=== JOB ===
Could you quote verbatim the stretch of the records that opens with the line containing "search-input[interactable] (817, 40, 977, 60)" and closes with the line containing "arrow-left-icon (15, 45, 27, 55)", including both of those lines?
<<<<
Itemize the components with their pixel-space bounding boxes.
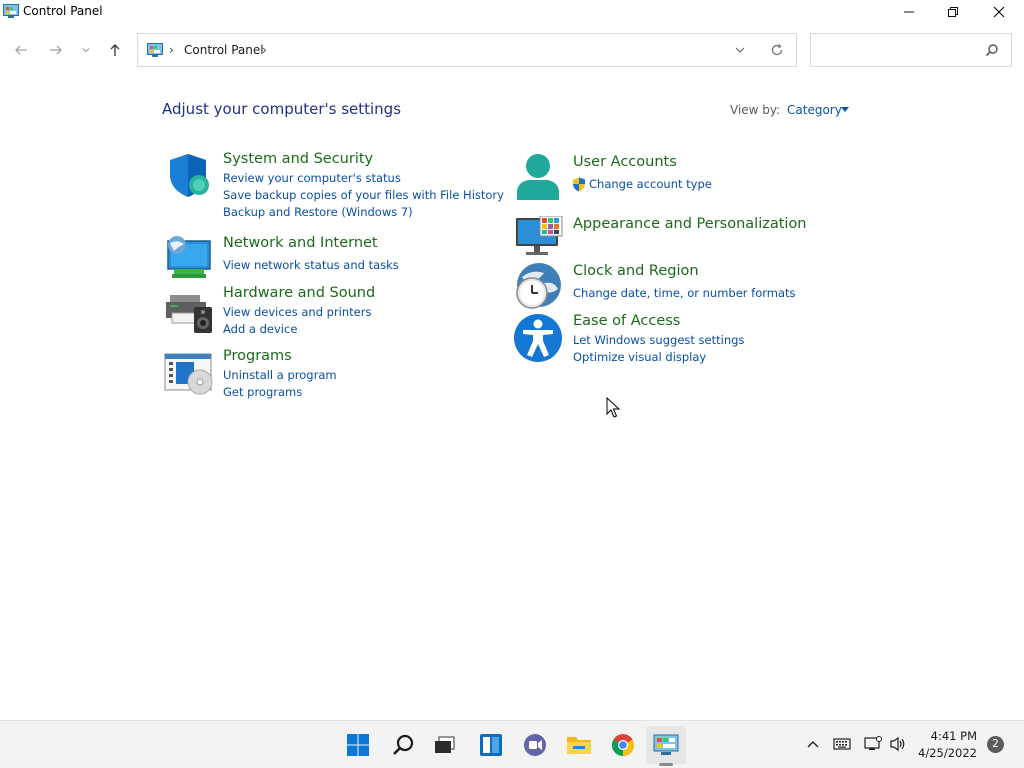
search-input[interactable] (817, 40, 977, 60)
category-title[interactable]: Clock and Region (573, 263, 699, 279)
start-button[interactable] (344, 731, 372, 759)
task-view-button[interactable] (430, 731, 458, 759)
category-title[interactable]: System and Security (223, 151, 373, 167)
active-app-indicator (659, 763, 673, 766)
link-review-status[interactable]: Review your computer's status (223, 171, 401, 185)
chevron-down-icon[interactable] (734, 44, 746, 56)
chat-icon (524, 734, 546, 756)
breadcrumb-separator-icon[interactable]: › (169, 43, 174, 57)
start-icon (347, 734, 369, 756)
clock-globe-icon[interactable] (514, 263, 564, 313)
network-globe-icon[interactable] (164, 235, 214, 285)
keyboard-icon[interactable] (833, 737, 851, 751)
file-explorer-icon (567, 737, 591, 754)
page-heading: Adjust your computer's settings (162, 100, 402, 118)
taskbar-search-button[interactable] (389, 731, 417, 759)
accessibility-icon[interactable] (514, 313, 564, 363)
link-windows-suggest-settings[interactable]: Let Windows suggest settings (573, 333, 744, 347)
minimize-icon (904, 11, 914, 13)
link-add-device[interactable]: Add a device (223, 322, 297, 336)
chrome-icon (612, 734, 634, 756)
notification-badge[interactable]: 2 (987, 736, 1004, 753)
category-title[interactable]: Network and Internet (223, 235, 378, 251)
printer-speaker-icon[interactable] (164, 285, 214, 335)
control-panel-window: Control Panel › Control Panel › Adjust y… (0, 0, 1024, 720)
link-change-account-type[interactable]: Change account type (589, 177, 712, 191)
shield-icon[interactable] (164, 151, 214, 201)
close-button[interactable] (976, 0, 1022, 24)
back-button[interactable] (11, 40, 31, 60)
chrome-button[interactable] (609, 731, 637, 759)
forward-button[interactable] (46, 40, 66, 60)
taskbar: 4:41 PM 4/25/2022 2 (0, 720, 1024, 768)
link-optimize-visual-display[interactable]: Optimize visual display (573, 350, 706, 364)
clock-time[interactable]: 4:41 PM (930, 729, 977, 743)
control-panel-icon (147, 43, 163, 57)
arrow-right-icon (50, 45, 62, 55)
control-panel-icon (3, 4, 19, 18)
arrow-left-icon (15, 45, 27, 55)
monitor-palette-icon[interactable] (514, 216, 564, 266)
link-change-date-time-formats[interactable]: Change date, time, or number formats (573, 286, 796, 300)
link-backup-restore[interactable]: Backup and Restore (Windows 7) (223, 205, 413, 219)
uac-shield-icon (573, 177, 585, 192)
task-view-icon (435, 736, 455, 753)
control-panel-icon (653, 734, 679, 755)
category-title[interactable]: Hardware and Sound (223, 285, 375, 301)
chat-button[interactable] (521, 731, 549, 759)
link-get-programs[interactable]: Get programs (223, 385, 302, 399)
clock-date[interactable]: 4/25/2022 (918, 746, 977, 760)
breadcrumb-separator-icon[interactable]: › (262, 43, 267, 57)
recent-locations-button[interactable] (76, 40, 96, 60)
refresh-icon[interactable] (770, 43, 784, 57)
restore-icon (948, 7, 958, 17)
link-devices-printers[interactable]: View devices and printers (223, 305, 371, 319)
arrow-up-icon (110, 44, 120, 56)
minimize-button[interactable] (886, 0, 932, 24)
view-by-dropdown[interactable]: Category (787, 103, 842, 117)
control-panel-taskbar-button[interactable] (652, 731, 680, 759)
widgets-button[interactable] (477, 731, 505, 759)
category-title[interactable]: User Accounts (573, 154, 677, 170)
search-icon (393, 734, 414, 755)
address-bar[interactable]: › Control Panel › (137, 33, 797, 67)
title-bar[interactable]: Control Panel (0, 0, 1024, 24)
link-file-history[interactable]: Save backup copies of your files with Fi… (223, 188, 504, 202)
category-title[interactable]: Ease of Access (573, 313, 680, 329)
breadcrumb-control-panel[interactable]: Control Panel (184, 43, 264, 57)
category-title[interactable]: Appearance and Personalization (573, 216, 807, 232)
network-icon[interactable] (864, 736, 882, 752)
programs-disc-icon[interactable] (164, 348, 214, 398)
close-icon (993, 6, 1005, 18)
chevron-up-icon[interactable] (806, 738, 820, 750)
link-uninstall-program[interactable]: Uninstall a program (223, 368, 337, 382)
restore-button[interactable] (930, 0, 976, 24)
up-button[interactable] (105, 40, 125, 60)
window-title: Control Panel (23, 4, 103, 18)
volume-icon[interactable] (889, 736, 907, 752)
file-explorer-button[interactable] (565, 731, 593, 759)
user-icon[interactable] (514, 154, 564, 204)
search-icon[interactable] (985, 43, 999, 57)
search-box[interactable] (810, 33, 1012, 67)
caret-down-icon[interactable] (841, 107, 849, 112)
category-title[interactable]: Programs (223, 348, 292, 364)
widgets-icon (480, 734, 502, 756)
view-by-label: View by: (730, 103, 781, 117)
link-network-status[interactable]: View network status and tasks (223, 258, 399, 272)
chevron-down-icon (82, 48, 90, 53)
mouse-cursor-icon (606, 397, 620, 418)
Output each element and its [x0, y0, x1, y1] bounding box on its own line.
>>>>
<<<<
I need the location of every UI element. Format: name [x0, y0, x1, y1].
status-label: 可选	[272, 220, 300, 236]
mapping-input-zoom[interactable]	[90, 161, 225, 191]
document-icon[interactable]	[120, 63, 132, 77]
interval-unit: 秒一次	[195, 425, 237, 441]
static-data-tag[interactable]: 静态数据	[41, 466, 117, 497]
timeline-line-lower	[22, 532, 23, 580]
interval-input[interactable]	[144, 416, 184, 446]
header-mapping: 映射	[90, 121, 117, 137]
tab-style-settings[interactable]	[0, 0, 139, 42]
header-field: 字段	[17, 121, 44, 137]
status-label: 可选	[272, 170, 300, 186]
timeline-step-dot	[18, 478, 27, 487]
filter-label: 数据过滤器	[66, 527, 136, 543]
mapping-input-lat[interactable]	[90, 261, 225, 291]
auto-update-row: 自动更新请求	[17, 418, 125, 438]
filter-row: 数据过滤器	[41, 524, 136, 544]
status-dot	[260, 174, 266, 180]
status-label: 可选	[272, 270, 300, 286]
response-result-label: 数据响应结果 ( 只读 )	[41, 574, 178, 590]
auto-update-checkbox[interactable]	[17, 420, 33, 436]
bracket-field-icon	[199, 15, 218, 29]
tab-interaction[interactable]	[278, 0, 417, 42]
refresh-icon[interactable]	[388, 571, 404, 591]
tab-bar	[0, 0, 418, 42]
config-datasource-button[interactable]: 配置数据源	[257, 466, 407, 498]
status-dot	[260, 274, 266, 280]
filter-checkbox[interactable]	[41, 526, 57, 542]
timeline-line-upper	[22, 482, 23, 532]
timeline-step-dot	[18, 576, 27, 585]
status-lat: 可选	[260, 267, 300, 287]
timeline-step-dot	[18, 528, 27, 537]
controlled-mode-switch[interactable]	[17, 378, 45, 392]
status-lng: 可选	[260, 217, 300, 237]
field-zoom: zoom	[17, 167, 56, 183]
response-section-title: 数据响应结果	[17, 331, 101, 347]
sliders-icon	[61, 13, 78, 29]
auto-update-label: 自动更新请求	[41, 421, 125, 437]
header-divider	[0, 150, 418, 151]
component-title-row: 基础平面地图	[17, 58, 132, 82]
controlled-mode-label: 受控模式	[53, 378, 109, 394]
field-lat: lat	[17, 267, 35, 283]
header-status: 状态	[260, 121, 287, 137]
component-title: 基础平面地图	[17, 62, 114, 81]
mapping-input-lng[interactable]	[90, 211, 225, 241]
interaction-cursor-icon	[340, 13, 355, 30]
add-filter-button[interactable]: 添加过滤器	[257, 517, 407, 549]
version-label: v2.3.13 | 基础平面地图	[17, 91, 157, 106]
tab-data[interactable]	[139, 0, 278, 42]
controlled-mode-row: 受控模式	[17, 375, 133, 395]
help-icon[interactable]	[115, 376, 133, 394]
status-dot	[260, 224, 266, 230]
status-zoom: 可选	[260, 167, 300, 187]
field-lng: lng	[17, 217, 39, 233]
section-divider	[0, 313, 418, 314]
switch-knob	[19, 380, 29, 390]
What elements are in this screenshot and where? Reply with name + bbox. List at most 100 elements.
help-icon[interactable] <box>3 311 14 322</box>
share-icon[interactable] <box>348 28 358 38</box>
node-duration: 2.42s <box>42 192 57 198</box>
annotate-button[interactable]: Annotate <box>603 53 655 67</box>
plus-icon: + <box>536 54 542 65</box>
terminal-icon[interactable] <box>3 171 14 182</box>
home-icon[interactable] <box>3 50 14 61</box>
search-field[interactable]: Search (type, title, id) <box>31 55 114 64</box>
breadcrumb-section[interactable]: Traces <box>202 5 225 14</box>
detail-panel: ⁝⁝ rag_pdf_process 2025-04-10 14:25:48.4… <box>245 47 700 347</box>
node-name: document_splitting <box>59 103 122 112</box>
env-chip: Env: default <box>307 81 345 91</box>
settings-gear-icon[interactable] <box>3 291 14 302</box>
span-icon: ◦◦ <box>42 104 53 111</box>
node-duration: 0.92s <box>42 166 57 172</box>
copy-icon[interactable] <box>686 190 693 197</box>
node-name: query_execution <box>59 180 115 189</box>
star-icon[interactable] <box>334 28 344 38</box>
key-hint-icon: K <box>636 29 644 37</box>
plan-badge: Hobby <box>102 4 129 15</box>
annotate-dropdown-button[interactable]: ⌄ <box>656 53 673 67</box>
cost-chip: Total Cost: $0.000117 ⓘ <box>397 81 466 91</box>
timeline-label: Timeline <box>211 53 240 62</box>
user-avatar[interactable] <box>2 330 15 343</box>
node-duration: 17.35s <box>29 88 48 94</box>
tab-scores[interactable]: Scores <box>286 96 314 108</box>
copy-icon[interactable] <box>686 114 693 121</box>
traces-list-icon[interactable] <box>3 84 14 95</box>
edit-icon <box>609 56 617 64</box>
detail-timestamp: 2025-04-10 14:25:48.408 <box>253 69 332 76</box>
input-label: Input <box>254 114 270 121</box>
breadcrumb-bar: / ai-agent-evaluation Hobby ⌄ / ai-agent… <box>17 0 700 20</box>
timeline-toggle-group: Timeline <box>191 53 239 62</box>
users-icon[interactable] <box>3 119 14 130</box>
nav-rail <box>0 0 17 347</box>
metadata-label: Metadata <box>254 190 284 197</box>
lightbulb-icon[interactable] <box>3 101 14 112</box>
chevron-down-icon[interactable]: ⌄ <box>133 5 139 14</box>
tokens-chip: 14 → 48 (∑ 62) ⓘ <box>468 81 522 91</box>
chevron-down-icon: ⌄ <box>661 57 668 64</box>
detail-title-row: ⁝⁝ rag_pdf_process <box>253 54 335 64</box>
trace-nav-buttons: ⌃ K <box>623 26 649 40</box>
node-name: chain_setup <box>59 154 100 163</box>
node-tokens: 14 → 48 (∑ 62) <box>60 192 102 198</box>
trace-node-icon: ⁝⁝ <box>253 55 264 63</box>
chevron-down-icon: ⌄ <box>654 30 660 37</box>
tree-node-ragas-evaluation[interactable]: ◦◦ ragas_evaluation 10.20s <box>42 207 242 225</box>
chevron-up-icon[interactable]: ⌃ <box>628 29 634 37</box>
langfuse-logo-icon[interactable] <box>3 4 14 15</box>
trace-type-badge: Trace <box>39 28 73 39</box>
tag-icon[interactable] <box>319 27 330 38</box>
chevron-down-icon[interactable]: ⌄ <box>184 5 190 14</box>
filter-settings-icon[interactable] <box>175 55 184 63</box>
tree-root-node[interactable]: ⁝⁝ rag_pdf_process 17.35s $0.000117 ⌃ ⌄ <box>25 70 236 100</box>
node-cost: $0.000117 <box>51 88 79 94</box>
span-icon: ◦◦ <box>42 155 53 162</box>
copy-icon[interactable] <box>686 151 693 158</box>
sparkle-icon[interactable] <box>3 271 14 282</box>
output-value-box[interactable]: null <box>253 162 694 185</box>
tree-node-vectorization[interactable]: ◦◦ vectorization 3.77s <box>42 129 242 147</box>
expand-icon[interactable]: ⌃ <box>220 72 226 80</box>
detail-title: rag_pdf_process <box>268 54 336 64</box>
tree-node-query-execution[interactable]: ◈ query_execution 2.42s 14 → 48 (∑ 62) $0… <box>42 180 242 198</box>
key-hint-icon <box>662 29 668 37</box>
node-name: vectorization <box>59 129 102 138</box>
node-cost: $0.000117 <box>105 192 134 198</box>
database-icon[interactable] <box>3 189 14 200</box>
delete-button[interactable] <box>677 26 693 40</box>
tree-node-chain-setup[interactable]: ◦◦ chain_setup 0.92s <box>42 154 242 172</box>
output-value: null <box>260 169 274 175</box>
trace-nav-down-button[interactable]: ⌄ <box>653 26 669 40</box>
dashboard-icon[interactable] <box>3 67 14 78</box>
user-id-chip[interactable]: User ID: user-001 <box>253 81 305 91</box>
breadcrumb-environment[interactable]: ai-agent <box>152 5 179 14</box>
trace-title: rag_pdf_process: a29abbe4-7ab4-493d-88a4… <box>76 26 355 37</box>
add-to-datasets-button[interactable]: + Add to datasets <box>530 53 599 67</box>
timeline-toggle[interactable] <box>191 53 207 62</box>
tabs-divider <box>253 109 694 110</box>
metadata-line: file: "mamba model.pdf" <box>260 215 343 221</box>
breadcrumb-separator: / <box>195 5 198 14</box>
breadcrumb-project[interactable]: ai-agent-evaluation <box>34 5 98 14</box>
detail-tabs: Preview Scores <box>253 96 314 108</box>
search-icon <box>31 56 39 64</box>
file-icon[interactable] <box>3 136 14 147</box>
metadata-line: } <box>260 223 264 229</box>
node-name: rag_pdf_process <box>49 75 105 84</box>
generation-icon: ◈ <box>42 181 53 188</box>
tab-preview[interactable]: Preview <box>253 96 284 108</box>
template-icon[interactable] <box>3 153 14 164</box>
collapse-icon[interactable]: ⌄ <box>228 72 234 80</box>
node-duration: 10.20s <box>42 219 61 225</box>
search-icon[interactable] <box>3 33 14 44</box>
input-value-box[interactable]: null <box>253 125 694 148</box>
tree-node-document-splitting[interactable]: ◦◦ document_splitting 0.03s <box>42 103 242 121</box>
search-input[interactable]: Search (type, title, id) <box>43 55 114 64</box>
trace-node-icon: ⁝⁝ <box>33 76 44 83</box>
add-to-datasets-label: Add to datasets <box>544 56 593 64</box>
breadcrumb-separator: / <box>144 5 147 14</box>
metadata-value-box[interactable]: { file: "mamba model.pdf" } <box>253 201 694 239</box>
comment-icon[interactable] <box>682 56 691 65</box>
>>>>
=== RESULT ===
search-input[interactable] (817, 40, 977, 60)
category-title[interactable]: Clock and Region (573, 263, 699, 279)
start-button[interactable] (344, 731, 372, 759)
task-view-button[interactable] (430, 731, 458, 759)
category-title[interactable]: System and Security (223, 151, 373, 167)
active-app-indicator (659, 763, 673, 766)
link-review-status[interactable]: Review your computer's status (223, 171, 401, 185)
chevron-down-icon[interactable] (734, 44, 746, 56)
chat-icon (524, 734, 546, 756)
breadcrumb-separator-icon[interactable]: › (169, 43, 174, 57)
start-icon (347, 734, 369, 756)
clock-globe-icon[interactable] (514, 263, 564, 313)
network-globe-icon[interactable] (164, 235, 214, 285)
keyboard-icon[interactable] (833, 737, 851, 751)
file-explorer-icon (567, 737, 591, 754)
page-heading: Adjust your computer's settings (162, 100, 402, 118)
taskbar-search-button[interactable] (389, 731, 417, 759)
accessibility-icon[interactable] (514, 313, 564, 363)
link-windows-suggest-settings[interactable]: Let Windows suggest settings (573, 333, 744, 347)
minimize-icon (904, 11, 914, 13)
link-add-device[interactable]: Add a device (223, 322, 297, 336)
chrome-icon (612, 734, 634, 756)
notification-badge[interactable]: 2 (987, 736, 1004, 753)
category-title[interactable]: Network and Internet (223, 235, 378, 251)
printer-speaker-icon[interactable] (164, 285, 214, 335)
control-panel-window: Control Panel › Control Panel › Adjust y… (0, 0, 1024, 720)
link-change-account-type[interactable]: Change account type (589, 177, 712, 191)
shield-icon[interactable] (164, 151, 214, 201)
close-button[interactable] (976, 0, 1022, 24)
back-button[interactable] (11, 40, 31, 60)
chrome-button[interactable] (609, 731, 637, 759)
forward-button[interactable] (46, 40, 66, 60)
taskbar: 4:41 PM 4/25/2022 2 (0, 720, 1024, 768)
link-optimize-visual-display[interactable]: Optimize visual display (573, 350, 706, 364)
clock-time[interactable]: 4:41 PM (930, 729, 977, 743)
control-panel-icon (147, 43, 163, 57)
arrow-right-icon (50, 45, 62, 55)
control-panel-icon (3, 4, 19, 18)
arrow-left-icon (15, 45, 27, 55)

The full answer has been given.